Dataset entries
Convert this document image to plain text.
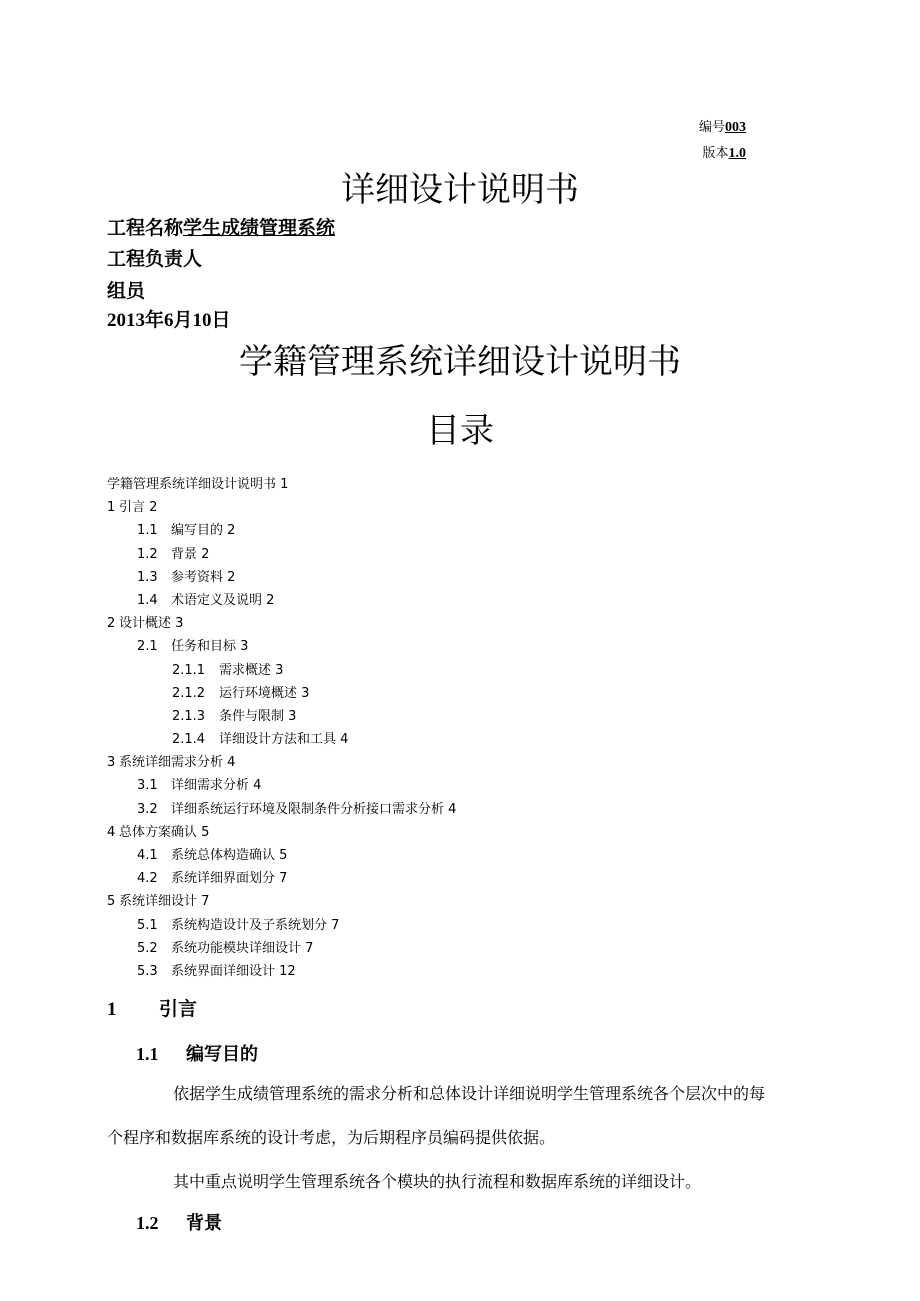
编号003
版本1.0
详细设计说明书
工程名称学生成绩管理系统
工程负责人
组员
2013年6月10日
学籍管理系统详细设计说明书
目录
学籍管理系统详细设计说明书 1
1 引言 2
1.1 编写目的 2
1.2 背景 2
1.3 参考资料 2
1.4 术语定义及说明 2
2 设计概述 3
2.1 任务和目标 3
2.1.1 需求概述 3
2.1.2 运行环境概述 3
2.1.3 条件与限制 3
2.1.4 详细设计方法和工具 4
3 系统详细需求分析 4
3.1 详细需求分析 4
3.2 详细系统运行环境及限制条件分析接口需求分析 4
4 总体方案确认 5
4.1 系统总体构造确认 5
4.2 系统详细界面划分 7
5 系统详细设计 7
5.1 系统构造设计及子系统划分 7
5.2 系统功能模块详细设计 7
5.3 系统界面详细设计 12
1 引言
1.1 编写目的
依据学生成绩管理系统的需求分析和总体设计详细说明学生管理系统各个层次中的每
个程序和数据库系统的设计考虑，为后期程序员编码提供依据。
其中重点说明学生管理系统各个模块的执行流程和数据库系统的详细设计。
1.2 背景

YOUR GOAL
Transcribe every line from the records above without alteration, and leave out the images.

THE COMPLETED TASK
Convert this document image to plain text.
编号003
版本1.0
详细设计说明书
工程名称学生成绩管理系统
工程负责人
组员
2013年6月10日
学籍管理系统详细设计说明书
目录
学籍管理系统详细设计说明书 1
1 引言 2
1.1 编写目的 2
1.2 背景 2
1.3 参考资料 2
1.4 术语定义及说明 2
2 设计概述 3
2.1 任务和目标 3
2.1.1 需求概述 3
2.1.2 运行环境概述 3
2.1.3 条件与限制 3
2.1.4 详细设计方法和工具 4
3 系统详细需求分析 4
3.1 详细需求分析 4
3.2 详细系统运行环境及限制条件分析接口需求分析 4
4 总体方案确认 5
4.1 系统总体构造确认 5
4.2 系统详细界面划分 7
5 系统详细设计 7
5.1 系统构造设计及子系统划分 7
5.2 系统功能模块详细设计 7
5.3 系统界面详细设计 12
1 引言
1.1 编写目的
依据学生成绩管理系统的需求分析和总体设计详细说明学生管理系统各个层次中的每
个程序和数据库系统的设计考虑，为后期程序员编码提供依据。
其中重点说明学生管理系统各个模块的执行流程和数据库系统的详细设计。
1.2 背景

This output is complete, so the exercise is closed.